** START **
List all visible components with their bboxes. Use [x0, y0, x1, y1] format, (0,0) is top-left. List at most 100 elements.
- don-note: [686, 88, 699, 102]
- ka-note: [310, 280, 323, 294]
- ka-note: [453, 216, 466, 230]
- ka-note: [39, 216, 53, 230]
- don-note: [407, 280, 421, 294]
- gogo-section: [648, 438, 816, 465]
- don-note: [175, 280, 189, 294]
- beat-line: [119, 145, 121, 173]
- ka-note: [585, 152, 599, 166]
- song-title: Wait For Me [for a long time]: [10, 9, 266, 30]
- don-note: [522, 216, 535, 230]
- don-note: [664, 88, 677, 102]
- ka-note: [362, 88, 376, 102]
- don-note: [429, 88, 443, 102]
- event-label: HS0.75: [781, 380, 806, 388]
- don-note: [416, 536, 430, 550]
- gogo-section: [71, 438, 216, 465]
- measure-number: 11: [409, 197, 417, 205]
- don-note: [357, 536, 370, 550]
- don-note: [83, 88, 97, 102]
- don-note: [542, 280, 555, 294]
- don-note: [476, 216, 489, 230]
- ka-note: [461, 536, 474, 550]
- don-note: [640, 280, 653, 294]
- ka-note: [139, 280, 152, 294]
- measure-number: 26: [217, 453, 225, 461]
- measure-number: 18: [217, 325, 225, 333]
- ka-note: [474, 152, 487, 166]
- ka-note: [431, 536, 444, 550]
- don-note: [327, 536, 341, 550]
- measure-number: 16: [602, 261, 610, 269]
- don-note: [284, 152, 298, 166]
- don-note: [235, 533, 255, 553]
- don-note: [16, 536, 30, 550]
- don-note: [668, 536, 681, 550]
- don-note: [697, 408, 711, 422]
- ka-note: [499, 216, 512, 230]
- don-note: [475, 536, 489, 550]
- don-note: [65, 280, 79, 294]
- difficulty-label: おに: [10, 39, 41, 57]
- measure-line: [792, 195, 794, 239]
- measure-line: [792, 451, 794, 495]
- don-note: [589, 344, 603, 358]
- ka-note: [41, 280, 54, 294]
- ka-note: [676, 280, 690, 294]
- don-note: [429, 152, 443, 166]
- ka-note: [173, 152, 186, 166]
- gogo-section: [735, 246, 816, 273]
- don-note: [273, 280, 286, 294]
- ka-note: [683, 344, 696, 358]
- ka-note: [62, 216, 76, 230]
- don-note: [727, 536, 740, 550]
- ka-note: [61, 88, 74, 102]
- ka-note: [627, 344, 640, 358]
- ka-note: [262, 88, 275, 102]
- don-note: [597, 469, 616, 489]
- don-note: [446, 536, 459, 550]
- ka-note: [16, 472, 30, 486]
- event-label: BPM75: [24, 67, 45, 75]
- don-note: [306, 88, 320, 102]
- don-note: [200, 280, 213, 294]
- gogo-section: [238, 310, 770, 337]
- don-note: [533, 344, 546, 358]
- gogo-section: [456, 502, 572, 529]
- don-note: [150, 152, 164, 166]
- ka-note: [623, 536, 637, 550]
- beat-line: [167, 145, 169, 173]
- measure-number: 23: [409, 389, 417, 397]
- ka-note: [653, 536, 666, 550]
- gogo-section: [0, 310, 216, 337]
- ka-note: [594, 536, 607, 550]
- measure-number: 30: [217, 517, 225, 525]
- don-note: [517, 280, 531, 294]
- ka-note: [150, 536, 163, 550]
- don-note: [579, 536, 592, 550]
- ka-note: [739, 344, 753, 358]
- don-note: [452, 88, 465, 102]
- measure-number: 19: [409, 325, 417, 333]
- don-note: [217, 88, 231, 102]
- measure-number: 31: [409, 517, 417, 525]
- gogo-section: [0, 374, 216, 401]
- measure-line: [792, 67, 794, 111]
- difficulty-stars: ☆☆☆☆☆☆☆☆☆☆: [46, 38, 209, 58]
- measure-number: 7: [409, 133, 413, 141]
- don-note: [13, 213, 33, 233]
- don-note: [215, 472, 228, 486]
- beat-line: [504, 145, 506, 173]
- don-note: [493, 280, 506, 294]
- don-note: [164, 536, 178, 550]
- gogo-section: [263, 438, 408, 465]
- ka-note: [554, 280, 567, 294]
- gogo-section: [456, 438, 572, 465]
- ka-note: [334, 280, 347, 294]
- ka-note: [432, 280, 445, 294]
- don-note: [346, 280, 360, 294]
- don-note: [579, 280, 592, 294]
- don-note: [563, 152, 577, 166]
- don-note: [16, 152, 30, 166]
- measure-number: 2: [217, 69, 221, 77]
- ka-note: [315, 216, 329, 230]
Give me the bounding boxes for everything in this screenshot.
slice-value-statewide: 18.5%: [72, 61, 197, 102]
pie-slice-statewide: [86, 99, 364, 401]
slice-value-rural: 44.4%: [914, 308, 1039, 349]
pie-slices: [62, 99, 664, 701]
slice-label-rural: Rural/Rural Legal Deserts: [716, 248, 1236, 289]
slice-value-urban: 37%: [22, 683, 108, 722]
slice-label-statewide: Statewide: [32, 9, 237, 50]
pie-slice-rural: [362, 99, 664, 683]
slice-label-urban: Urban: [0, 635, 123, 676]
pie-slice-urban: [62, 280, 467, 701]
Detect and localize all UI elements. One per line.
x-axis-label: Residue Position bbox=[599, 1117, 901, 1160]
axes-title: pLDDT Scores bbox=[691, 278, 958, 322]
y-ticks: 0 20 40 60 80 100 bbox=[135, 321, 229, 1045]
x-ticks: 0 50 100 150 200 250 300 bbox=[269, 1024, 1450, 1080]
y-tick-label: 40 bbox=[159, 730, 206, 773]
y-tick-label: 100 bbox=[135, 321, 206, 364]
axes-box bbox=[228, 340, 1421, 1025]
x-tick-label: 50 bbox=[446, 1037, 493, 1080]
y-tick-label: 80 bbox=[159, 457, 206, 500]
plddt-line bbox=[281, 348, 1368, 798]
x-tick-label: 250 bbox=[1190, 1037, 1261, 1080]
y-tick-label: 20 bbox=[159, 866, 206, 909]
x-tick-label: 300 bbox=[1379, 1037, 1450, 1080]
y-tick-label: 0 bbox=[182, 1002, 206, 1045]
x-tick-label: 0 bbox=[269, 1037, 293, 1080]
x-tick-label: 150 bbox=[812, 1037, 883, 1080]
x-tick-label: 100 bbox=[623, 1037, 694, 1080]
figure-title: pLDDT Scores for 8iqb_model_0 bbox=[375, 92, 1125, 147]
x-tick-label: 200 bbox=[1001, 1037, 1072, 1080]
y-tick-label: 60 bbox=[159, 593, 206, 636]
** END **
◆ **Short task**:
Reproduce the data from its first line through the line that contains "- don-note: [235, 533, 255, 553]", including both of those lines.

◆ **The solution**:
List all visible components with their bboxes. Use [x0, y0, x1, y1] format, (0,0) is top-left. List at most 100 elements.
- don-note: [686, 88, 699, 102]
- ka-note: [310, 280, 323, 294]
- ka-note: [453, 216, 466, 230]
- ka-note: [39, 216, 53, 230]
- don-note: [407, 280, 421, 294]
- gogo-section: [648, 438, 816, 465]
- don-note: [175, 280, 189, 294]
- beat-line: [119, 145, 121, 173]
- ka-note: [585, 152, 599, 166]
- song-title: Wait For Me [for a long time]: [10, 9, 266, 30]
- don-note: [522, 216, 535, 230]
- don-note: [664, 88, 677, 102]
- ka-note: [362, 88, 376, 102]
- don-note: [429, 88, 443, 102]
- event-label: HS0.75: [781, 380, 806, 388]
- don-note: [416, 536, 430, 550]
- gogo-section: [71, 438, 216, 465]
- measure-number: 11: [409, 197, 417, 205]
- don-note: [357, 536, 370, 550]
- don-note: [83, 88, 97, 102]
- don-note: [542, 280, 555, 294]
- don-note: [476, 216, 489, 230]
- ka-note: [461, 536, 474, 550]
- don-note: [640, 280, 653, 294]
- ka-note: [139, 280, 152, 294]
- measure-number: 26: [217, 453, 225, 461]
- measure-number: 18: [217, 325, 225, 333]
- ka-note: [474, 152, 487, 166]
- ka-note: [431, 536, 444, 550]
- don-note: [327, 536, 341, 550]
- measure-number: 16: [602, 261, 610, 269]
- don-note: [284, 152, 298, 166]
- don-note: [235, 533, 255, 553]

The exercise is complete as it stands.